Print all of the entries exactly, minus the pictures.
┄┄┄┄┄┄┄┄┄┄┄┄┄┄┄┄┄┄┄┄
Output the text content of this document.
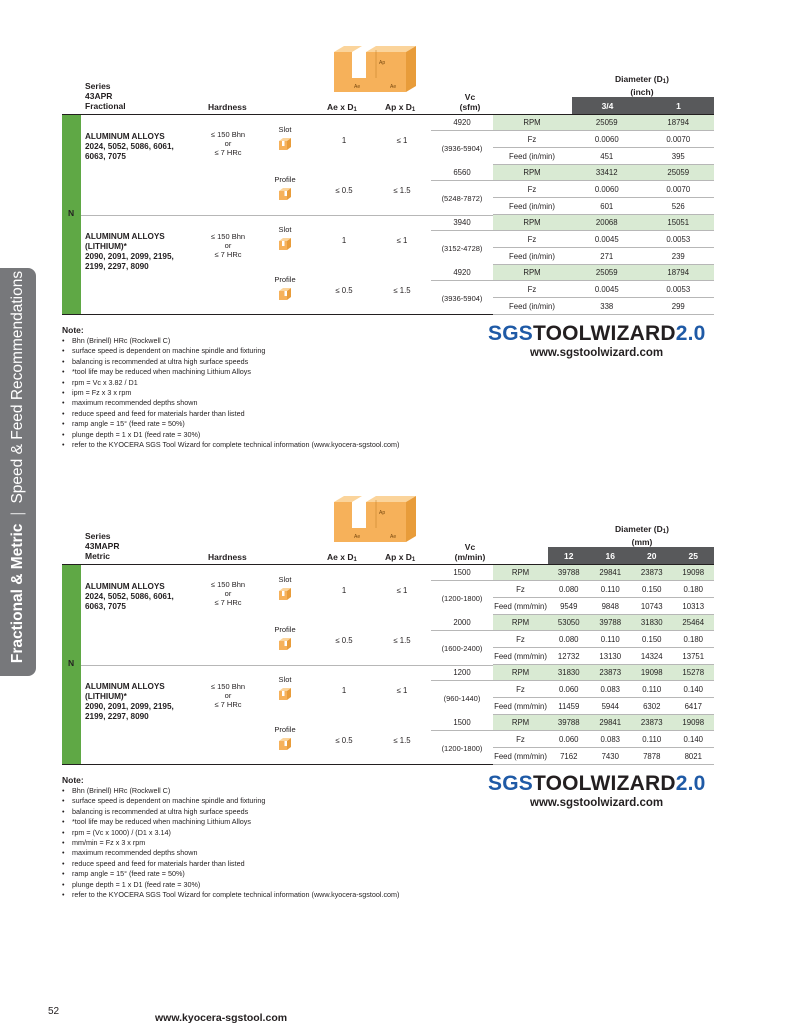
Fractional & Metric
|
Speed & Feed Recommendations
Ap
Ae	Ae
Series
43APR
Fractional	Hardness	Ae x $D_1$	Ap x $D_1$
Vc
(sfm)
Diameter $(D_1)$
(inch)
3/4	1
N
ALUMINUM ALLOYS
2024, 5052, 5086, 6061,
6063, 7075
≤ 150 Bhn
or
≤ 7 HRc
Slot
1	≤ 1
4920
(3936-5904)
RPM	25059	18794
Fz	0.0060	0.0070
Feed (in/min)	451	395
Profile
≤ 0.5	≤ 1.5
6560
(5248-7872)
RPM	33412	25059
Fz	0.0060	0.0070
Feed (in/min)	601	526
ALUMINUM ALLOYS
(LITHIUM)*
2090, 2091, 2099, 2195,
2199, 2297, 8090
≤ 150 Bhn
or
≤ 7 HRc
Slot
1	≤ 1
3940
(3152-4728)
RPM	20068	15051
Fz	0.0045	0.0053
Feed (in/min)	271	239
Profile
≤ 0.5	≤ 1.5
4920
(3936-5904)
RPM	25059	18794
Fz	0.0045	0.0053
Feed (in/min)	338	299
Note:
• Bhn (Brinell) HRc (Rockwell C)
• surface speed is dependent on machine spindle and fixturing
• balancing is recommended at ultra high surface speeds
• *tool life may be reduced when machining Lithium Alloys
• rpm = Vc x 3.82 / D1
• ipm = Fz x 3 x rpm
• maximum recommended depths shown
• reduce speed and feed for materials harder than listed
• ramp angle = 15° (feed rate = 50%)
• plunge depth = 1 x D1 (feed rate = 30%)
• refer to the KYOCERA SGS Tool Wizard for complete technical information (www.kyocera-sgstool.com)
SGSTOOLWIZARD2.0
www.sgstoolwizard.com
Ap
Ae	Ae
Series
43MAPR
Metric	Hardness	Ae x $D_1$	Ap x $D_1$
Vc
(m/min)
Diameter $(D_1)$
(mm)
12	16	20	25
N
ALUMINUM ALLOYS
2024, 5052, 5086, 6061,
6063, 7075
≤ 150 Bhn
or
≤ 7 HRc
Slot
1	≤ 1
1500
(1200-1800)
RPM	39788	29841	23873	19098
Fz	0.080	0.110	0.150	0.180
Feed (mm/min)	9549	9848	10743	10313
Profile
≤ 0.5	≤ 1.5
2000
(1600-2400)
RPM	53050	39788	31830	25464
Fz	0.080	0.110	0.150	0.180
Feed (mm/min)	12732	13130	14324	13751
ALUMINUM ALLOYS
(LITHIUM)*
2090, 2091, 2099, 2195,
2199, 2297, 8090
≤ 150 Bhn
or
≤ 7 HRc
Slot
1	≤ 1
1200
(960-1440)
RPM	31830	23873	19098	15278
Fz	0.060	0.083	0.110	0.140
Feed (mm/min)	11459	5944	6302	6417
Profile
≤ 0.5	≤ 1.5
1500
(1200-1800)
RPM	39788	29841	23873	19098
Fz	0.060	0.083	0.110	0.140
Feed (mm/min)	7162	7430	7878	8021
Note:
• Bhn (Brinell) HRc (Rockwell C)
• surface speed is dependent on machine spindle and fixturing
• balancing is recommended at ultra high surface speeds
• *tool life may be reduced when machining Lithium Alloys
• rpm = (Vc x 1000) / (D1 x 3.14)
• mm/min = Fz x 3 x rpm
• maximum recommended depths shown
• reduce speed and feed for materials harder than listed
• ramp angle = 15° (feed rate = 50%)
• plunge depth = 1 x D1 (feed rate = 30%)
• refer to the KYOCERA SGS Tool Wizard for complete technical information (www.kyocera-sgstool.com)
SGSTOOLWIZARD2.0
www.sgstoolwizard.com
52
www.kyocera-sgstool.com
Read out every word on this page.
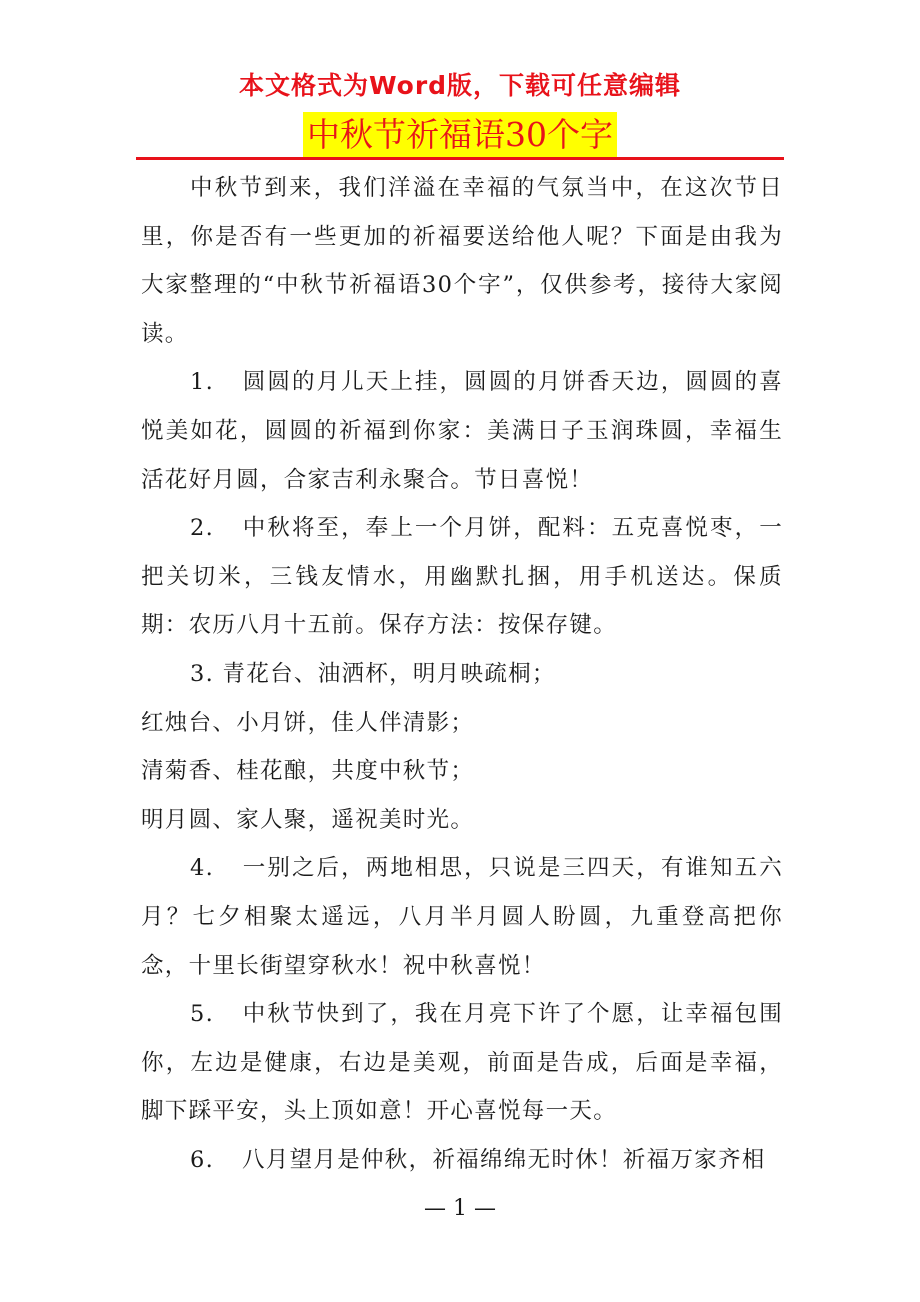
本文格式为Word版，下载可任意编辑
中秋节祈福语30个字

中秋节到来，我们洋溢在幸福的气氛当中，在这次节日里，你是否有一些更加的祈福要送给他人呢？下面是由我为大家整理的“中秋节祈福语30个字”，仅供参考，接待大家阅读。

1. 圆圆的月儿天上挂，圆圆的月饼香天边，圆圆的喜悦美如花，圆圆的祈福到你家：美满日子玉润珠圆，幸福生活花好月圆，合家吉利永聚合。节日喜悦！

2. 中秋将至，奉上一个月饼，配料：五克喜悦枣，一把关切米，三钱友情水，用幽默扎捆，用手机送达。保质期：农历八月十五前。保存方法：按保存键。

3. 青花台、油洒杯，明月映疏桐；

红烛台、小月饼，佳人伴清影；

清菊香、桂花酿，共度中秋节；

明月圆、家人聚，遥祝美时光。

4. 一别之后，两地相思，只说是三四天，有谁知五六月？七夕相聚太遥远，八月半月圆人盼圆，九重登高把你念，十里长街望穿秋水！祝中秋喜悦！

5. 中秋节快到了，我在月亮下许了个愿，让幸福包围你，左边是健康，右边是美观，前面是告成，后面是幸福，脚下踩平安，头上顶如意！开心喜悦每一天。

6. 八月望月是仲秋，祈福绵绵无时休！祈福万家齐相

— 1 —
┄┄┄┄┄┄┄┄┄┄┄┄┄┄┄┄┄┄┄┄
- **CORRECT RESULT**
Output the text content of this document.
Fractional & Metric
|
Speed & Feed Recommendations
Ap
Ae	Ae
Series
43APR
Fractional	Hardness	Ae x $D_1$	Ap x $D_1$
Vc
(sfm)
Diameter $(D_1)$
(inch)
3/4	1
N
ALUMINUM ALLOYS
2024, 5052, 5086, 6061,
6063, 7075
≤ 150 Bhn
or
≤ 7 HRc
Slot
1	≤ 1
4920
(3936-5904)
RPM	25059	18794
Fz	0.0060	0.0070
Feed (in/min)	451	395
Profile
≤ 0.5	≤ 1.5
6560
(5248-7872)
RPM	33412	25059
Fz	0.0060	0.0070
Feed (in/min)	601	526
ALUMINUM ALLOYS
(LITHIUM)*
2090, 2091, 2099, 2195,
2199, 2297, 8090
≤ 150 Bhn
or
≤ 7 HRc
Slot
1	≤ 1
3940
(3152-4728)
RPM	20068	15051
Fz	0.0045	0.0053
Feed (in/min)	271	239
Profile
≤ 0.5	≤ 1.5
4920
(3936-5904)
RPM	25059	18794
Fz	0.0045	0.0053
Feed (in/min)	338	299
Note:
• Bhn (Brinell) HRc (Rockwell C)
• surface speed is dependent on machine spindle and fixturing
• balancing is recommended at ultra high surface speeds
• *tool life may be reduced when machining Lithium Alloys
• rpm = Vc x 3.82 / D1
• ipm = Fz x 3 x rpm
• maximum recommended depths shown
• reduce speed and feed for materials harder than listed
• ramp angle = 15° (feed rate = 50%)
• plunge depth = 1 x D1 (feed rate = 30%)
• refer to the KYOCERA SGS Tool Wizard for complete technical information (www.kyocera-sgstool.com)
SGSTOOLWIZARD2.0
www.sgstoolwizard.com
Ap
Ae	Ae
Series
43MAPR
Metric	Hardness	Ae x $D_1$	Ap x $D_1$
Vc
(m/min)
Diameter $(D_1)$
(mm)
12	16	20	25
N
ALUMINUM ALLOYS
2024, 5052, 5086, 6061,
6063, 7075
≤ 150 Bhn
or
≤ 7 HRc
Slot
1	≤ 1
1500
(1200-1800)
RPM	39788	29841	23873	19098
Fz	0.080	0.110	0.150	0.180
Feed (mm/min)	9549	9848	10743	10313
Profile
≤ 0.5	≤ 1.5
2000
(1600-2400)
RPM	53050	39788	31830	25464
Fz	0.080	0.110	0.150	0.180
Feed (mm/min)	12732	13130	14324	13751
ALUMINUM ALLOYS
(LITHIUM)*
2090, 2091, 2099, 2195,
2199, 2297, 8090
≤ 150 Bhn
or
≤ 7 HRc
Slot
1	≤ 1
1200
(960-1440)
RPM	31830	23873	19098	15278
Fz	0.060	0.083	0.110	0.140
Feed (mm/min)	11459	5944	6302	6417
Profile
≤ 0.5	≤ 1.5
1500
(1200-1800)
RPM	39788	29841	23873	19098
Fz	0.060	0.083	0.110	0.140
Feed (mm/min)	7162	7430	7878	8021
Note:
• Bhn (Brinell) HRc (Rockwell C)
• surface speed is dependent on machine spindle and fixturing
• balancing is recommended at ultra high surface speeds
• *tool life may be reduced when machining Lithium Alloys
• rpm = (Vc x 1000) / (D1 x 3.14)
• mm/min = Fz x 3 x rpm
• maximum recommended depths shown
• reduce speed and feed for materials harder than listed
• ramp angle = 15° (feed rate = 50%)
• plunge depth = 1 x D1 (feed rate = 30%)
• refer to the KYOCERA SGS Tool Wizard for complete technical information (www.kyocera-sgstool.com)
SGSTOOLWIZARD2.0
www.sgstoolwizard.com
52
www.kyocera-sgstool.com
Read out every word on this page.
本文格式为Word版，下载可任意编辑
中秋节祈福语30个字

中秋节到来，我们洋溢在幸福的气氛当中，在这次节日里，你是否有一些更加的祈福要送给他人呢？下面是由我为大家整理的“中秋节祈福语30个字”，仅供参考，接待大家阅读。

1. 圆圆的月儿天上挂，圆圆的月饼香天边，圆圆的喜悦美如花，圆圆的祈福到你家：美满日子玉润珠圆，幸福生活花好月圆，合家吉利永聚合。节日喜悦！

2. 中秋将至，奉上一个月饼，配料：五克喜悦枣，一把关切米，三钱友情水，用幽默扎捆，用手机送达。保质期：农历八月十五前。保存方法：按保存键。

3. 青花台、油洒杯，明月映疏桐；

红烛台、小月饼，佳人伴清影；

清菊香、桂花酿，共度中秋节；

明月圆、家人聚，遥祝美时光。

4. 一别之后，两地相思，只说是三四天，有谁知五六月？七夕相聚太遥远，八月半月圆人盼圆，九重登高把你念，十里长街望穿秋水！祝中秋喜悦！

5. 中秋节快到了，我在月亮下许了个愿，让幸福包围你，左边是健康，右边是美观，前面是告成，后面是幸福，脚下踩平安，头上顶如意！开心喜悦每一天。

6. 八月望月是仲秋，祈福绵绵无时休！祈福万家齐相

— 1 —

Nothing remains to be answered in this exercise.